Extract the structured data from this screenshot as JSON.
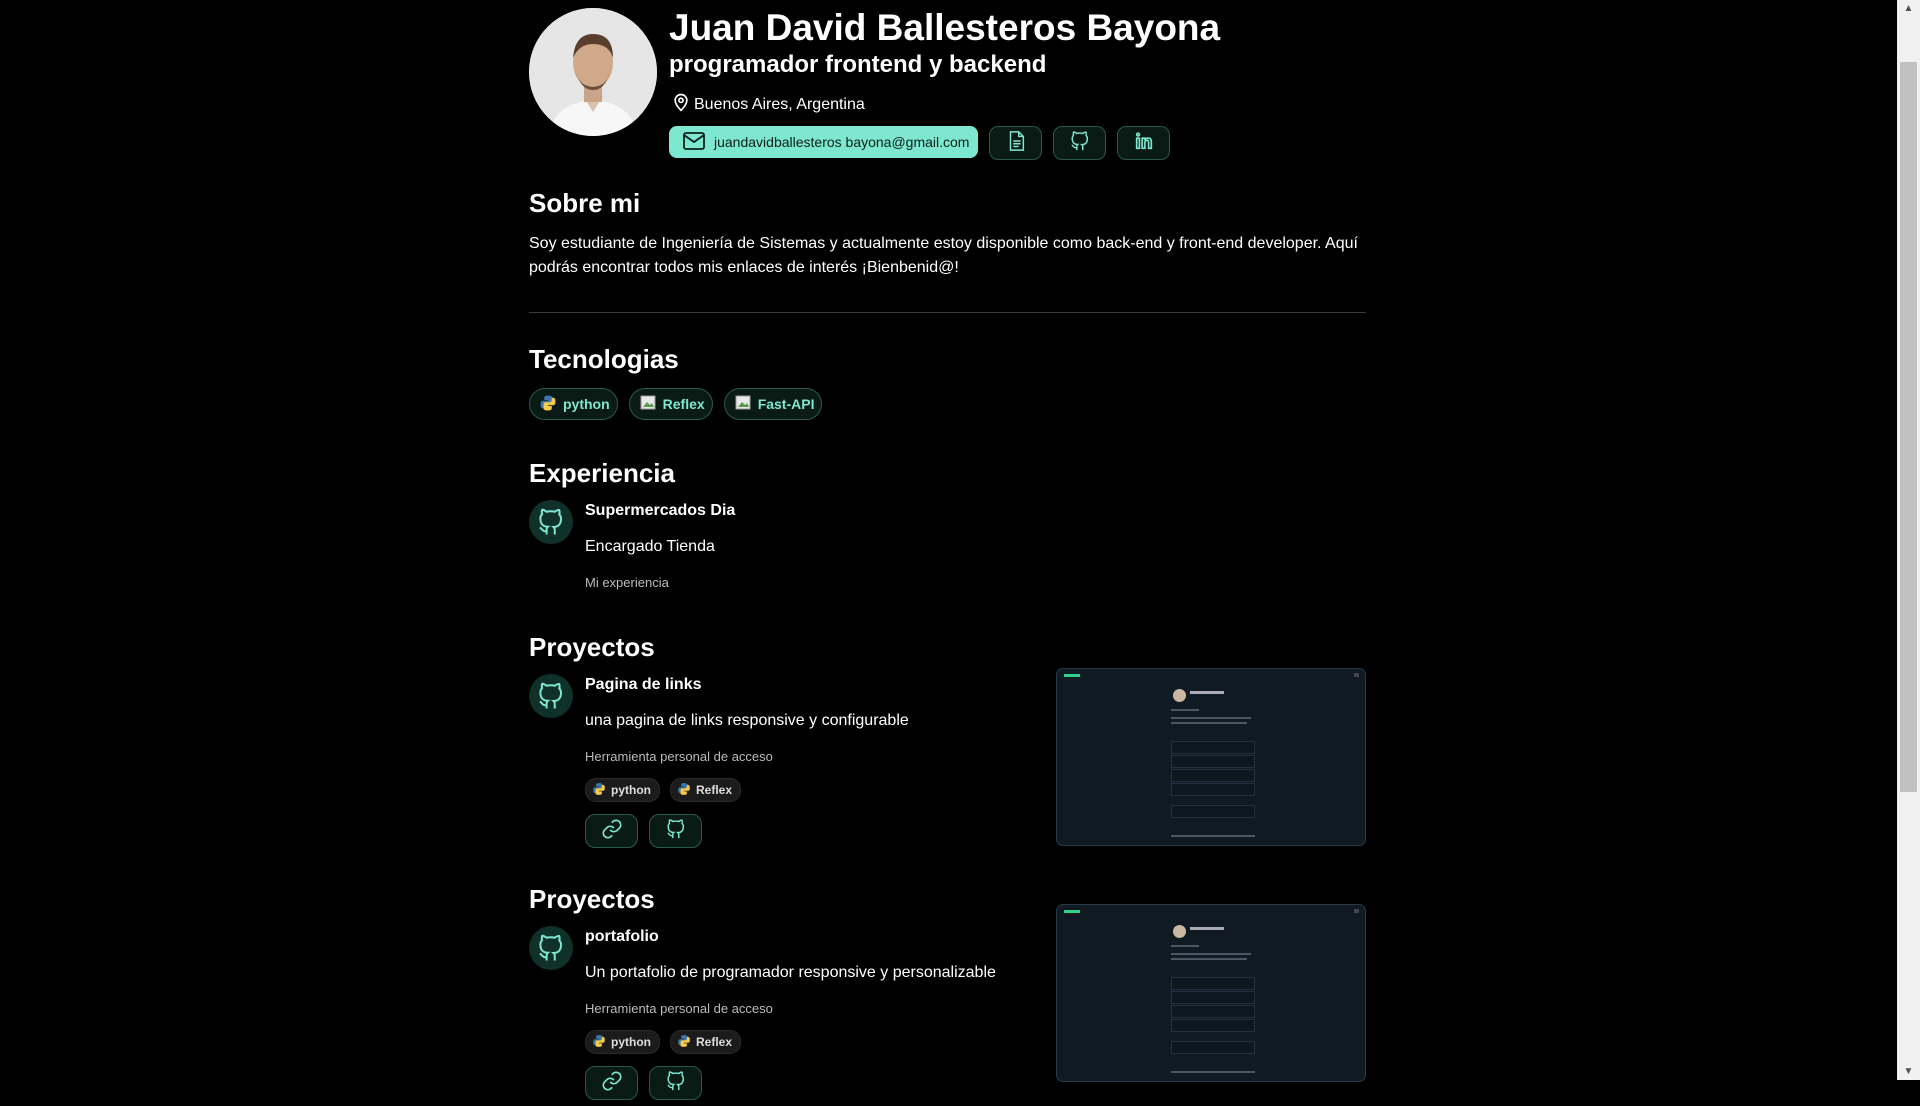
{
  "profile": {
    "name": "Juan David Ballesteros Bayona",
    "role": "programador frontend y backend",
    "location": "Buenos Aires, Argentina",
    "email": "juandavidballesteros bayona@gmail.com"
  },
  "about": {
    "heading": "Sobre mi",
    "text": "Soy estudiante de Ingeniería de Sistemas y actualmente estoy disponible como back-end y front-end developer. Aquí podrás encontrar todos mis enlaces de interés ¡Bienbenid@!"
  },
  "tech": {
    "heading": "Tecnologias",
    "items": [
      "python",
      "Reflex",
      "Fast-API"
    ]
  },
  "experience": {
    "heading": "Experiencia",
    "company": "Supermercados Dia",
    "position": "Encargado Tienda",
    "description": "Mi experiencia"
  },
  "projects": [
    {
      "heading": "Proyectos",
      "title": "Pagina de links",
      "description": "una pagina de links responsive y configurable",
      "meta": "Herramienta personal de acceso",
      "tags": [
        "python",
        "Reflex"
      ]
    },
    {
      "heading": "Proyectos",
      "title": "portafolio",
      "description": "Un portafolio de programador responsive y personalizable",
      "meta": "Herramienta personal de acceso",
      "tags": [
        "python",
        "Reflex"
      ]
    }
  ],
  "thumbnail": {
    "name_text": "Juan Ballesteros"
  },
  "colors": {
    "background": "#000000",
    "accent": "#7de8cf",
    "pill_bg": "#0a1a15"
  },
  "icons": {
    "location": "map-pin-icon",
    "email": "mail-icon",
    "cv": "document-icon",
    "github": "github-icon",
    "linkedin": "linkedin-icon",
    "link": "link-icon",
    "python": "python-logo-icon"
  }
}
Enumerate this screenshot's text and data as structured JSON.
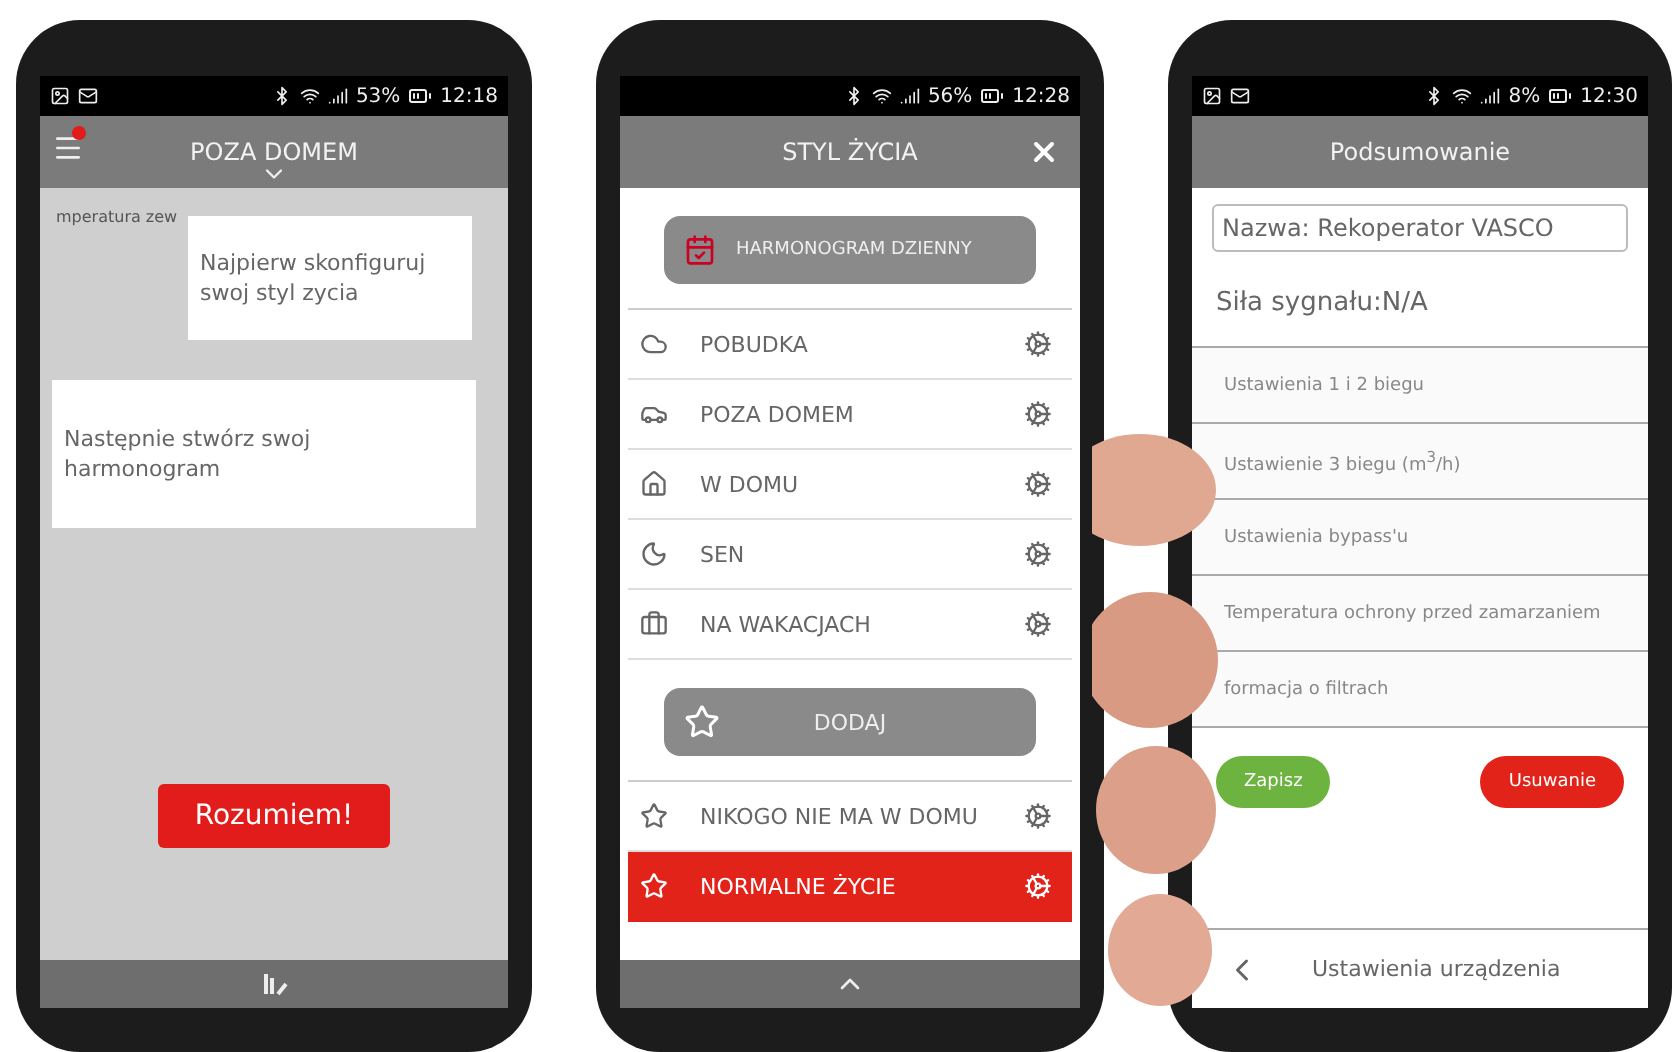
{
  "tutorial_screen": {
    "status_bar": {
      "battery": "53%",
      "time": "12:18"
    },
    "header": {
      "title": "POZA DOMEM",
      "has_notification": true
    },
    "background_label": "mperatura zew",
    "tooltips": [
      "Najpierw skonfiguruj swoj styl zycia",
      "Następnie stwórz swoj harmonogram"
    ],
    "button": "Rozumiem!"
  },
  "lifestyle_screen": {
    "status_bar": {
      "battery": "56%",
      "time": "12:28"
    },
    "header": {
      "title": "STYL ŻYCIA"
    },
    "schedule_button": "HARMONOGRAM DZIENNY",
    "modes": [
      {
        "kind": "cloud",
        "label": "POBUDKA",
        "selected": false
      },
      {
        "kind": "car",
        "label": "POZA DOMEM",
        "selected": false
      },
      {
        "kind": "home",
        "label": "W DOMU",
        "selected": false
      },
      {
        "kind": "moon",
        "label": "SEN",
        "selected": false
      },
      {
        "kind": "suitcase",
        "label": "NA WAKACJACH",
        "selected": false
      }
    ],
    "add_button": "DODAJ",
    "custom_modes": [
      {
        "kind": "star",
        "label": "NIKOGO NIE MA W DOMU",
        "selected": false
      },
      {
        "kind": "star",
        "label": "NORMALNE ŻYCIE",
        "selected": true
      }
    ]
  },
  "summary_screen": {
    "status_bar": {
      "battery": "8%",
      "time": "12:30"
    },
    "header": {
      "title": "Podsumowanie"
    },
    "name_field": {
      "value": "Nazwa: Rekoperator VASCO"
    },
    "signal": "Siła sygnału:N/A",
    "rows": [
      "Ustawienia 1 i 2 biegu",
      "Ustawienie 3 biegu (m$^{3}$/h)",
      "Ustawienia bypass'u",
      "Temperatura ochrony przed zamarzaniem",
      "formacja o filtrach"
    ],
    "buttons": [
      {
        "kind": "save",
        "label": "Zapisz"
      },
      {
        "kind": "delete",
        "label": "Usuwanie"
      }
    ],
    "footer": "Ustawienia urządzenia"
  }
}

### [EXERCISE AIM]
Transcribe the whole listing, character for character, but not its images.

### [TASK RESPONSE]
Extract the structured data from this screenshot as JSON.
{
  "profile": {
    "name": "Juan David Ballesteros Bayona",
    "role": "programador frontend y backend",
    "location": "Buenos Aires, Argentina",
    "email": "juandavidballesteros bayona@gmail.com"
  },
  "about": {
    "heading": "Sobre mi",
    "text": "Soy estudiante de Ingeniería de Sistemas y actualmente estoy disponible como back-end y front-end developer. Aquí podrás encontrar todos mis enlaces de interés ¡Bienbenid@!"
  },
  "tech": {
    "heading": "Tecnologias",
    "items": [
      "python",
      "Reflex",
      "Fast-API"
    ]
  },
  "experience": {
    "heading": "Experiencia",
    "company": "Supermercados Dia",
    "position": "Encargado Tienda",
    "description": "Mi experiencia"
  },
  "projects": [
    {
      "heading": "Proyectos",
      "title": "Pagina de links",
      "description": "una pagina de links responsive y configurable",
      "meta": "Herramienta personal de acceso",
      "tags": [
        "python",
        "Reflex"
      ]
    },
    {
      "heading": "Proyectos",
      "title": "portafolio",
      "description": "Un portafolio de programador responsive y personalizable",
      "meta": "Herramienta personal de acceso",
      "tags": [
        "python",
        "Reflex"
      ]
    }
  ],
  "thumbnail": {
    "name_text": "Juan Ballesteros"
  },
  "colors": {
    "background": "#000000",
    "accent": "#7de8cf",
    "pill_bg": "#0a1a15"
  },
  "icons": {
    "location": "map-pin-icon",
    "email": "mail-icon",
    "cv": "document-icon",
    "github": "github-icon",
    "linkedin": "linkedin-icon",
    "link": "link-icon",
    "python": "python-logo-icon"
  }
}
Enumerate this screenshot's text and data as structured JSON.
{
  "tutorial_screen": {
    "status_bar": {
      "battery": "53%",
      "time": "12:18"
    },
    "header": {
      "title": "POZA DOMEM",
      "has_notification": true
    },
    "background_label": "mperatura zew",
    "tooltips": [
      "Najpierw skonfiguruj swoj styl zycia",
      "Następnie stwórz swoj harmonogram"
    ],
    "button": "Rozumiem!"
  },
  "lifestyle_screen": {
    "status_bar": {
      "battery": "56%",
      "time": "12:28"
    },
    "header": {
      "title": "STYL ŻYCIA"
    },
    "schedule_button": "HARMONOGRAM DZIENNY",
    "modes": [
      {
        "kind": "cloud",
        "label": "POBUDKA",
        "selected": false
      },
      {
        "kind": "car",
        "label": "POZA DOMEM",
        "selected": false
      },
      {
        "kind": "home",
        "label": "W DOMU",
        "selected": false
      },
      {
        "kind": "moon",
        "label": "SEN",
        "selected": false
      },
      {
        "kind": "suitcase",
        "label": "NA WAKACJACH",
        "selected": false
      }
    ],
    "add_button": "DODAJ",
    "custom_modes": [
      {
        "kind": "star",
        "label": "NIKOGO NIE MA W DOMU",
        "selected": false
      },
      {
        "kind": "star",
        "label": "NORMALNE ŻYCIE",
        "selected": true
      }
    ]
  },
  "summary_screen": {
    "status_bar": {
      "battery": "8%",
      "time": "12:30"
    },
    "header": {
      "title": "Podsumowanie"
    },
    "name_field": {
      "value": "Nazwa: Rekoperator VASCO"
    },
    "signal": "Siła sygnału:N/A",
    "rows": [
      "Ustawienia 1 i 2 biegu",
      "Ustawienie 3 biegu (m$^{3}$/h)",
      "Ustawienia bypass'u",
      "Temperatura ochrony przed zamarzaniem",
      "formacja o filtrach"
    ],
    "buttons": [
      {
        "kind": "save",
        "label": "Zapisz"
      },
      {
        "kind": "delete",
        "label": "Usuwanie"
      }
    ],
    "footer": "Ustawienia urządzenia"
  }
}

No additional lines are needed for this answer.